/---
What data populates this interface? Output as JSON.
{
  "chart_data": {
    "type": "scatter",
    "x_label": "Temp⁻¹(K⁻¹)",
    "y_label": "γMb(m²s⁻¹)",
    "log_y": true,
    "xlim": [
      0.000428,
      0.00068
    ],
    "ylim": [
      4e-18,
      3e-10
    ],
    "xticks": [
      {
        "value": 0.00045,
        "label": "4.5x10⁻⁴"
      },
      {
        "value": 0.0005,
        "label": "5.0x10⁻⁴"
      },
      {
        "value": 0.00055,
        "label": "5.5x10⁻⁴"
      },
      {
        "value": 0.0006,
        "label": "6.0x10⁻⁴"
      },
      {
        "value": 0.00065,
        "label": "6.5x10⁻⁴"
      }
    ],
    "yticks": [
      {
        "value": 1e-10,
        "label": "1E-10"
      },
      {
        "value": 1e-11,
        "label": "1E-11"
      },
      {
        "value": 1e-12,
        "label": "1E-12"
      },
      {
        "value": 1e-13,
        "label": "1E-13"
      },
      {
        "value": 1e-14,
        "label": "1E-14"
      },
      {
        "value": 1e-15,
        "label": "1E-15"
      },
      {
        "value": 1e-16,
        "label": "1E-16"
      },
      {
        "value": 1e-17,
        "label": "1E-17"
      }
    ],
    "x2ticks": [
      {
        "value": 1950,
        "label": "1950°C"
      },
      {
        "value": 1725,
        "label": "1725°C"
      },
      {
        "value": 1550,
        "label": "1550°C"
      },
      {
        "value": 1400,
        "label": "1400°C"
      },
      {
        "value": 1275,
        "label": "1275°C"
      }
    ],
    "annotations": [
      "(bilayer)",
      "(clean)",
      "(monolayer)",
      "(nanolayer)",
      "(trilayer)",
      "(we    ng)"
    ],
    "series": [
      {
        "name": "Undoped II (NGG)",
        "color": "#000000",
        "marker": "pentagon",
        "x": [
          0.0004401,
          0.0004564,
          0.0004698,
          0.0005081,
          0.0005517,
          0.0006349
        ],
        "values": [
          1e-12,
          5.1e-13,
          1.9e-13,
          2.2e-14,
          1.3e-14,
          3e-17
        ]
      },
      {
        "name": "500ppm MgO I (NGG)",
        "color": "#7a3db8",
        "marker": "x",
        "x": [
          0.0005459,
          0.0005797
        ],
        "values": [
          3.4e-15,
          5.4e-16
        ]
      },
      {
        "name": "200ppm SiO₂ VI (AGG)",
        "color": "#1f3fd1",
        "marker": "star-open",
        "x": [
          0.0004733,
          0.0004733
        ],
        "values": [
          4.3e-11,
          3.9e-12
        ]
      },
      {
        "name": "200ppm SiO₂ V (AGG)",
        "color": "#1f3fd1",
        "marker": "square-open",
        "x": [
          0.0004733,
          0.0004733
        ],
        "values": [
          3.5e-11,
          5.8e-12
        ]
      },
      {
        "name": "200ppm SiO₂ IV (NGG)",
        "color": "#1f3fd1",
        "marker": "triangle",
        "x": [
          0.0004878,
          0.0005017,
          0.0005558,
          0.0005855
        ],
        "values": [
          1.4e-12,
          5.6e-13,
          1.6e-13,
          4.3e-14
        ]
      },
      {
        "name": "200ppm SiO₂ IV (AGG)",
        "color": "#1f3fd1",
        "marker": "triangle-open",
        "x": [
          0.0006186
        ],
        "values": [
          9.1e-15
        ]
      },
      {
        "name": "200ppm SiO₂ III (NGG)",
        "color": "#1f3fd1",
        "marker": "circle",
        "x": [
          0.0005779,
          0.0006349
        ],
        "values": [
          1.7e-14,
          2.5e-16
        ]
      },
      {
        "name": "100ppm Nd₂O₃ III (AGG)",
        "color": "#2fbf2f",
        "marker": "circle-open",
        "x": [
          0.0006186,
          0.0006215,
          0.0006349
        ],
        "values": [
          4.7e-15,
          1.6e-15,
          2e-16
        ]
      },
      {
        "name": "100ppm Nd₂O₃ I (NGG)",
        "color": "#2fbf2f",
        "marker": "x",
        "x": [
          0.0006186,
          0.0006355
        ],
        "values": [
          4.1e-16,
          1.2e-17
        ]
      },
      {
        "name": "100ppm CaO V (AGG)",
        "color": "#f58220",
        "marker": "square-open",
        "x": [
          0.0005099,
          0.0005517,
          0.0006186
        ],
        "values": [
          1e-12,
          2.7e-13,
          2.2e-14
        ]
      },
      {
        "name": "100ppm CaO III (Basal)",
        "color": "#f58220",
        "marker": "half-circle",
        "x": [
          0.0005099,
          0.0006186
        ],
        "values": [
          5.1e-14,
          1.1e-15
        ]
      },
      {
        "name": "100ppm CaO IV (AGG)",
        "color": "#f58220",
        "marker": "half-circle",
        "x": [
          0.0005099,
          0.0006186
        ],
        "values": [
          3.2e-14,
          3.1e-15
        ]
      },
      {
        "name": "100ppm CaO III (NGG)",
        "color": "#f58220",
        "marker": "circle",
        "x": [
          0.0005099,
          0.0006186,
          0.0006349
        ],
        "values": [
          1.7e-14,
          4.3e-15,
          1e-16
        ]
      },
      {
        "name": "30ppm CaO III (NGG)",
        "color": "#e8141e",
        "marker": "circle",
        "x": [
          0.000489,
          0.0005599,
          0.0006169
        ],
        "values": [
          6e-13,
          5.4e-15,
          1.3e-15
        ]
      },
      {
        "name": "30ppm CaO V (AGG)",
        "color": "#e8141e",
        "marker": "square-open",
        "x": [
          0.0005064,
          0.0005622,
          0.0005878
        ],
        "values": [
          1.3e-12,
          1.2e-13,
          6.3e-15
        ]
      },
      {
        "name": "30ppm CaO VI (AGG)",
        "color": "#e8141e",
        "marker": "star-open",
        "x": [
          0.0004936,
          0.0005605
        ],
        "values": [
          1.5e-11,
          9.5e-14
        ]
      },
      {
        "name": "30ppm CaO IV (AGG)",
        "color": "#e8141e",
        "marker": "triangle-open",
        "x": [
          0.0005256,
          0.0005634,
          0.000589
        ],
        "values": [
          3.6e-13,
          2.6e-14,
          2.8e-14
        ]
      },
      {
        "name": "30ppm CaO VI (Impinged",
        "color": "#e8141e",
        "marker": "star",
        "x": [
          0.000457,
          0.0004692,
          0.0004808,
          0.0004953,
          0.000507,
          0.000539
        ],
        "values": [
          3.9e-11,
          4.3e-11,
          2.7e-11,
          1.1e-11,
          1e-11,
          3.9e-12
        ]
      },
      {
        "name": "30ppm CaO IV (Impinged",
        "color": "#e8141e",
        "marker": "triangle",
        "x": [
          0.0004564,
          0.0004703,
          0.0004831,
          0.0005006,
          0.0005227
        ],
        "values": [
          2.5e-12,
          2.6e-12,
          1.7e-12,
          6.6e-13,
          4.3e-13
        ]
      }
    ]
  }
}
\---
[Requirement] Please copy out each record, character for character.

[Response for this exercise]
What data populates this interface? Output as JSON.
{
  "chart_data": {
    "type": "scatter",
    "x_label": "Temp⁻¹(K⁻¹)",
    "y_label": "γMb(m²s⁻¹)",
    "log_y": true,
    "xlim": [
      0.000428,
      0.00068
    ],
    "ylim": [
      4e-18,
      3e-10
    ],
    "xticks": [
      {
        "value": 0.00045,
        "label": "4.5x10⁻⁴"
      },
      {
        "value": 0.0005,
        "label": "5.0x10⁻⁴"
      },
      {
        "value": 0.00055,
        "label": "5.5x10⁻⁴"
      },
      {
        "value": 0.0006,
        "label": "6.0x10⁻⁴"
      },
      {
        "value": 0.00065,
        "label": "6.5x10⁻⁴"
      }
    ],
    "yticks": [
      {
        "value": 1e-10,
        "label": "1E-10"
      },
      {
        "value": 1e-11,
        "label": "1E-11"
      },
      {
        "value": 1e-12,
        "label": "1E-12"
      },
      {
        "value": 1e-13,
        "label": "1E-13"
      },
      {
        "value": 1e-14,
        "label": "1E-14"
      },
      {
        "value": 1e-15,
        "label": "1E-15"
      },
      {
        "value": 1e-16,
        "label": "1E-16"
      },
      {
        "value": 1e-17,
        "label": "1E-17"
      }
    ],
    "x2ticks": [
      {
        "value": 1950,
        "label": "1950°C"
      },
      {
        "value": 1725,
        "label": "1725°C"
      },
      {
        "value": 1550,
        "label": "1550°C"
      },
      {
        "value": 1400,
        "label": "1400°C"
      },
      {
        "value": 1275,
        "label": "1275°C"
      }
    ],
    "annotations": [
      "(bilayer)",
      "(clean)",
      "(monolayer)",
      "(nanolayer)",
      "(trilayer)",
      "(we    ng)"
    ],
    "series": [
      {
        "name": "Undoped II (NGG)",
        "color": "#000000",
        "marker": "pentagon",
        "x": [
          0.0004401,
          0.0004564,
          0.0004698,
          0.0005081,
          0.0005517,
          0.0006349
        ],
        "values": [
          1e-12,
          5.1e-13,
          1.9e-13,
          2.2e-14,
          1.3e-14,
          3e-17
        ]
      },
      {
        "name": "500ppm MgO I (NGG)",
        "color": "#7a3db8",
        "marker": "x",
        "x": [
          0.0005459,
          0.0005797
        ],
        "values": [
          3.4e-15,
          5.4e-16
        ]
      },
      {
        "name": "200ppm SiO₂ VI (AGG)",
        "color": "#1f3fd1",
        "marker": "star-open",
        "x": [
          0.0004733,
          0.0004733
        ],
        "values": [
          4.3e-11,
          3.9e-12
        ]
      },
      {
        "name": "200ppm SiO₂ V (AGG)",
        "color": "#1f3fd1",
        "marker": "square-open",
        "x": [
          0.0004733,
          0.0004733
        ],
        "values": [
          3.5e-11,
          5.8e-12
        ]
      },
      {
        "name": "200ppm SiO₂ IV (NGG)",
        "color": "#1f3fd1",
        "marker": "triangle",
        "x": [
          0.0004878,
          0.0005017,
          0.0005558,
          0.0005855
        ],
        "values": [
          1.4e-12,
          5.6e-13,
          1.6e-13,
          4.3e-14
        ]
      },
      {
        "name": "200ppm SiO₂ IV (AGG)",
        "color": "#1f3fd1",
        "marker": "triangle-open",
        "x": [
          0.0006186
        ],
        "values": [
          9.1e-15
        ]
      },
      {
        "name": "200ppm SiO₂ III (NGG)",
        "color": "#1f3fd1",
        "marker": "circle",
        "x": [
          0.0005779,
          0.0006349
        ],
        "values": [
          1.7e-14,
          2.5e-16
        ]
      },
      {
        "name": "100ppm Nd₂O₃ III (AGG)",
        "color": "#2fbf2f",
        "marker": "circle-open",
        "x": [
          0.0006186,
          0.0006215,
          0.0006349
        ],
        "values": [
          4.7e-15,
          1.6e-15,
          2e-16
        ]
      },
      {
        "name": "100ppm Nd₂O₃ I (NGG)",
        "color": "#2fbf2f",
        "marker": "x",
        "x": [
          0.0006186,
          0.0006355
        ],
        "values": [
          4.1e-16,
          1.2e-17
        ]
      },
      {
        "name": "100ppm CaO V (AGG)",
        "color": "#f58220",
        "marker": "square-open",
        "x": [
          0.0005099,
          0.0005517,
          0.0006186
        ],
        "values": [
          1e-12,
          2.7e-13,
          2.2e-14
        ]
      },
      {
        "name": "100ppm CaO III (Basal)",
        "color": "#f58220",
        "marker": "half-circle",
        "x": [
          0.0005099,
          0.0006186
        ],
        "values": [
          5.1e-14,
          1.1e-15
        ]
      },
      {
        "name": "100ppm CaO IV (AGG)",
        "color": "#f58220",
        "marker": "half-circle",
        "x": [
          0.0005099,
          0.0006186
        ],
        "values": [
          3.2e-14,
          3.1e-15
        ]
      },
      {
        "name": "100ppm CaO III (NGG)",
        "color": "#f58220",
        "marker": "circle",
        "x": [
          0.0005099,
          0.0006186,
          0.0006349
        ],
        "values": [
          1.7e-14,
          4.3e-15,
          1e-16
        ]
      },
      {
        "name": "30ppm CaO III (NGG)",
        "color": "#e8141e",
        "marker": "circle",
        "x": [
          0.000489,
          0.0005599,
          0.0006169
        ],
        "values": [
          6e-13,
          5.4e-15,
          1.3e-15
        ]
      },
      {
        "name": "30ppm CaO V (AGG)",
        "color": "#e8141e",
        "marker": "square-open",
        "x": [
          0.0005064,
          0.0005622,
          0.0005878
        ],
        "values": [
          1.3e-12,
          1.2e-13,
          6.3e-15
        ]
      },
      {
        "name": "30ppm CaO VI (AGG)",
        "color": "#e8141e",
        "marker": "star-open",
        "x": [
          0.0004936,
          0.0005605
        ],
        "values": [
          1.5e-11,
          9.5e-14
        ]
      },
      {
        "name": "30ppm CaO IV (AGG)",
        "color": "#e8141e",
        "marker": "triangle-open",
        "x": [
          0.0005256,
          0.0005634,
          0.000589
        ],
        "values": [
          3.6e-13,
          2.6e-14,
          2.8e-14
        ]
      },
      {
        "name": "30ppm CaO VI (Impinged",
        "color": "#e8141e",
        "marker": "star",
        "x": [
          0.000457,
          0.0004692,
          0.0004808,
          0.0004953,
          0.000507,
          0.000539
        ],
        "values": [
          3.9e-11,
          4.3e-11,
          2.7e-11,
          1.1e-11,
          1e-11,
          3.9e-12
        ]
      },
      {
        "name": "30ppm CaO IV (Impinged",
        "color": "#e8141e",
        "marker": "triangle",
        "x": [
          0.0004564,
          0.0004703,
          0.0004831,
          0.0005006,
          0.0005227
        ],
        "values": [
          2.5e-12,
          2.6e-12,
          1.7e-12,
          6.6e-13,
          4.3e-13
        ]
      }
    ]
  }
}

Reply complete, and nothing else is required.